• What the task requires: Repeat the records word for word, excluding any picture.

(Dataset records)
-- Begin --

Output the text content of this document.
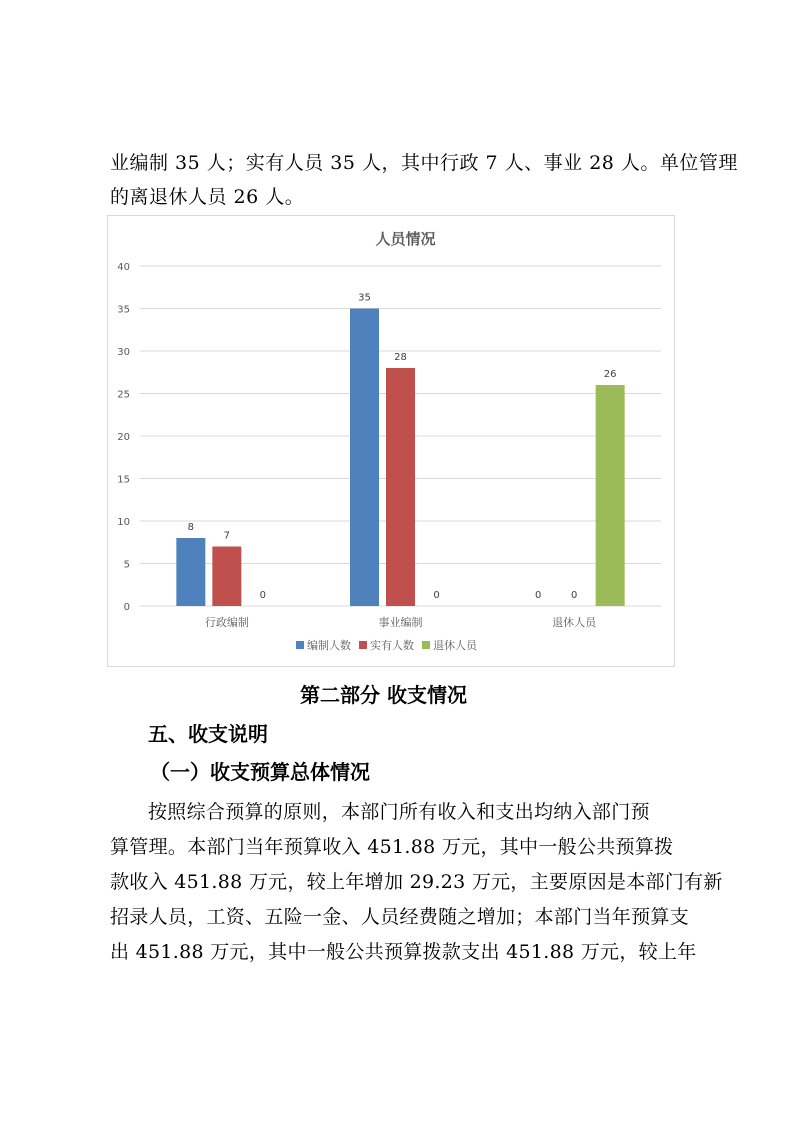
业编制 35 人；实有人员 35 人，其中行政 7 人、事业 28 人。单位管理
的离退休人员 26 人。

人员情况
0
5
10
15
20
25
30
35
40
8
7
0
行政编制
35
28
0
事业编制
0	0
26
退休人员
编制人数 实有人数 退休人员

第二部分 收支情况

五、收支说明

（一）收支预算总体情况

按照综合预算的原则，本部门所有收入和支出均纳入部门预
算管理。本部门当年预算收入 451.88 万元，其中一般公共预算拨
款收入 451.88 万元，较上年增加 29.23 万元，主要原因是本部门有新
招录人员，工资、五险一金、人员经费随之增加；本部门当年预算支
出 451.88 万元，其中一般公共预算拨款支出 451.88 万元，较上年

-- End --

• The reply:
Output the text content of this document.
业编制 35 人；实有人员 35 人，其中行政 7 人、事业 28 人。单位管理
的离退休人员 26 人。

人员情况
0
5
10
15
20
25
30
35
40
8
7
0
行政编制
35
28
0
事业编制
0	0
26
退休人员
编制人数 实有人数 退休人员

第二部分 收支情况

五、收支说明

（一）收支预算总体情况

按照综合预算的原则，本部门所有收入和支出均纳入部门预
算管理。本部门当年预算收入 451.88 万元，其中一般公共预算拨
款收入 451.88 万元，较上年增加 29.23 万元，主要原因是本部门有新
招录人员，工资、五险一金、人员经费随之增加；本部门当年预算支
出 451.88 万元，其中一般公共预算拨款支出 451.88 万元，较上年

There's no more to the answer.